_Required work:_ Scan the entries below for the word "this". Copy each line that has it.

_Data provided:_
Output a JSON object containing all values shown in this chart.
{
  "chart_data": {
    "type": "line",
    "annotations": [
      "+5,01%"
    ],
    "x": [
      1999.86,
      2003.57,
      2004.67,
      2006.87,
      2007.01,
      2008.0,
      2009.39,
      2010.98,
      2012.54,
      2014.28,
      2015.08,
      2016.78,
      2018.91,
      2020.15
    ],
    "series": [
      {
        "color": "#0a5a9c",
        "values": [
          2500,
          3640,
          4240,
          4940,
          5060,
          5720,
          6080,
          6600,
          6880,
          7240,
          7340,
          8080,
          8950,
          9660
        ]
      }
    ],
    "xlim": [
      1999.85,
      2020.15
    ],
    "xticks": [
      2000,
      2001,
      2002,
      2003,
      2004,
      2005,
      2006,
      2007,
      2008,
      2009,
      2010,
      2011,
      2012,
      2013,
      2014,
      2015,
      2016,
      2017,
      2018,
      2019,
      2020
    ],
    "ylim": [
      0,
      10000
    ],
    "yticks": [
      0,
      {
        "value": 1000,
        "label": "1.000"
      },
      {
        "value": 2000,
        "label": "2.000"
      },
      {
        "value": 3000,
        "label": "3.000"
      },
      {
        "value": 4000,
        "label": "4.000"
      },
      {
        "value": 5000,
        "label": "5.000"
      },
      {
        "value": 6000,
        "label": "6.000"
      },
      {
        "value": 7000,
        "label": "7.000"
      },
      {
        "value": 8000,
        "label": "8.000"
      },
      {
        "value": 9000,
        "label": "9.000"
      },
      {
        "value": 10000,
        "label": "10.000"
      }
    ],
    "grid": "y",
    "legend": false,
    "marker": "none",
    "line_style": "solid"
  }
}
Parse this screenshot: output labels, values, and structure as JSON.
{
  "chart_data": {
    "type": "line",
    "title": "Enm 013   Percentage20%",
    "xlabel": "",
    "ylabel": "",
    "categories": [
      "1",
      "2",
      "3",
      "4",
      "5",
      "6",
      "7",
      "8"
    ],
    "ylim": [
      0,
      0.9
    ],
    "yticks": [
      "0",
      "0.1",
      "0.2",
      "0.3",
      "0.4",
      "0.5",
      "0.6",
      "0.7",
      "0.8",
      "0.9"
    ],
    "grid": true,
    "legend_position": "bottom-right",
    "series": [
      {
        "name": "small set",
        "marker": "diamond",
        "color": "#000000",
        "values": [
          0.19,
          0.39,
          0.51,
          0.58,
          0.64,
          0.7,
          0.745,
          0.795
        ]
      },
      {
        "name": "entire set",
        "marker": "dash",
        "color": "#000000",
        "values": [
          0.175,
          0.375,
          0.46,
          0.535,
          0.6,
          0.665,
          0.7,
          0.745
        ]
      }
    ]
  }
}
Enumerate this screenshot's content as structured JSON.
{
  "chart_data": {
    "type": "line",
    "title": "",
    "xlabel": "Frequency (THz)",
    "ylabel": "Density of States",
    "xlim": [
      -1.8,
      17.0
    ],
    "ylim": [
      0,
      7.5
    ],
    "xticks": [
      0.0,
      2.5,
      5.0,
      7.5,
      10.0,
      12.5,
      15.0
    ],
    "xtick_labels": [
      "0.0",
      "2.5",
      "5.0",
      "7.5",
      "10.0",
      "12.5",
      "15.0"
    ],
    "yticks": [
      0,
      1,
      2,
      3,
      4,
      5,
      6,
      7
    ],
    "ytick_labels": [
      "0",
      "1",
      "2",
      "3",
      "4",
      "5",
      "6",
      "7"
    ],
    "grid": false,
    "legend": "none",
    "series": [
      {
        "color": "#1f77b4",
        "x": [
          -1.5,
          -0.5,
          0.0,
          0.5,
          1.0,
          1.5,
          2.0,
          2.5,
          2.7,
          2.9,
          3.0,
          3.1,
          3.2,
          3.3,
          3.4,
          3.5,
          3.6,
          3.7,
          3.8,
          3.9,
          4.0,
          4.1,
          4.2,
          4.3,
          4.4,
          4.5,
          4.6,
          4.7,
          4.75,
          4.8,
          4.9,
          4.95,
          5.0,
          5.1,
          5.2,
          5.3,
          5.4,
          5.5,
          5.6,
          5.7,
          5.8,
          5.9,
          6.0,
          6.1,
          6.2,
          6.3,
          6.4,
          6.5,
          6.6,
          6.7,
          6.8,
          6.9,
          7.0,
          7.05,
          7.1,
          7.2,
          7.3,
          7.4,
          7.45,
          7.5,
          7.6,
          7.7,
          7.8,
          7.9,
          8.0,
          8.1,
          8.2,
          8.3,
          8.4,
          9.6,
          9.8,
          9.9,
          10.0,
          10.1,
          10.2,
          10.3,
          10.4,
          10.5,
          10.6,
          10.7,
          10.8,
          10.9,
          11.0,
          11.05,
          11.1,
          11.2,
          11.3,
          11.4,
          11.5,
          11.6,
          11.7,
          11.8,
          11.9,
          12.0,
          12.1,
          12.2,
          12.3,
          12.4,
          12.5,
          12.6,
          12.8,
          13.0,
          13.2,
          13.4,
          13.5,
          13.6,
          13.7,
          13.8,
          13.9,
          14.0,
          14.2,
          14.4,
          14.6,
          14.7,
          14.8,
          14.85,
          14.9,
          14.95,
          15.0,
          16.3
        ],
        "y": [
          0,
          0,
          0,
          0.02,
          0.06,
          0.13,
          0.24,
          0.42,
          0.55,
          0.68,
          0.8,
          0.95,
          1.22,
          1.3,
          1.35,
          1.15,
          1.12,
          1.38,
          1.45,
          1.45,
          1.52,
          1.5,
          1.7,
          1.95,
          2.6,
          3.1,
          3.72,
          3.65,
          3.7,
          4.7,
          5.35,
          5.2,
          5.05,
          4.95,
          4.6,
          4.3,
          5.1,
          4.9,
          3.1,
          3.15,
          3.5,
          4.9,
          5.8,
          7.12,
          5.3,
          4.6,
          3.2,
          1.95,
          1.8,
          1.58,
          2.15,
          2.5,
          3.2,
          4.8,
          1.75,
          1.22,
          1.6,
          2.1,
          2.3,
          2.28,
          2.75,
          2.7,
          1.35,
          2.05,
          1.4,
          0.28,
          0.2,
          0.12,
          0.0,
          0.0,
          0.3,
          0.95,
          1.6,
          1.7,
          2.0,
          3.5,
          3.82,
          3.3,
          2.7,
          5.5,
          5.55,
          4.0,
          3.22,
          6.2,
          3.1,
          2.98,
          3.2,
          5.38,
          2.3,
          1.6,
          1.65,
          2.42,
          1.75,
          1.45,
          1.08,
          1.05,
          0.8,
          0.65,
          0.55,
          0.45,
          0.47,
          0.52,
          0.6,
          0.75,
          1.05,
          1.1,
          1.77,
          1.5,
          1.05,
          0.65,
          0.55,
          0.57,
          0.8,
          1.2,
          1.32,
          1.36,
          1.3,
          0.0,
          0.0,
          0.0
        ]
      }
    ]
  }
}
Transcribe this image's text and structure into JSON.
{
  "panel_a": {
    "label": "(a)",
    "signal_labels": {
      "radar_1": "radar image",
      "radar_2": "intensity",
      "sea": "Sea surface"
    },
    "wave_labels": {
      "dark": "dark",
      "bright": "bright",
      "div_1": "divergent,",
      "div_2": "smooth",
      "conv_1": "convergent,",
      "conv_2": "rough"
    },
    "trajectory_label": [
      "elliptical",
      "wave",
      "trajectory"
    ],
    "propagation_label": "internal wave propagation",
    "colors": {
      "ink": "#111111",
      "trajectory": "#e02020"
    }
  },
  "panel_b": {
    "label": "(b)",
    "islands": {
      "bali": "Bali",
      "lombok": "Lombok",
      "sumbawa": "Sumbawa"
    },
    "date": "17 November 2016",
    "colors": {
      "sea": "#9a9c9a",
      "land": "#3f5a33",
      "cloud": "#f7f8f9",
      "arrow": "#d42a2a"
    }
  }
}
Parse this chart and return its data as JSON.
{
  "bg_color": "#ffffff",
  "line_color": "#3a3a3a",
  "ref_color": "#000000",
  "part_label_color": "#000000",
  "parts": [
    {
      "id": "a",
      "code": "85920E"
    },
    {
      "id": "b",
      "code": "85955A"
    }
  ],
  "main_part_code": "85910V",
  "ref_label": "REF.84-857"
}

_Task result:_
Output a JSON object containing all values shown in this chart.
Parse this screenshot: output labels, values, and structure as JSON.
Enumerate this screenshot's content as structured JSON.
Transcribe this image's text and structure into JSON.
Parse this chart and return its data as JSON.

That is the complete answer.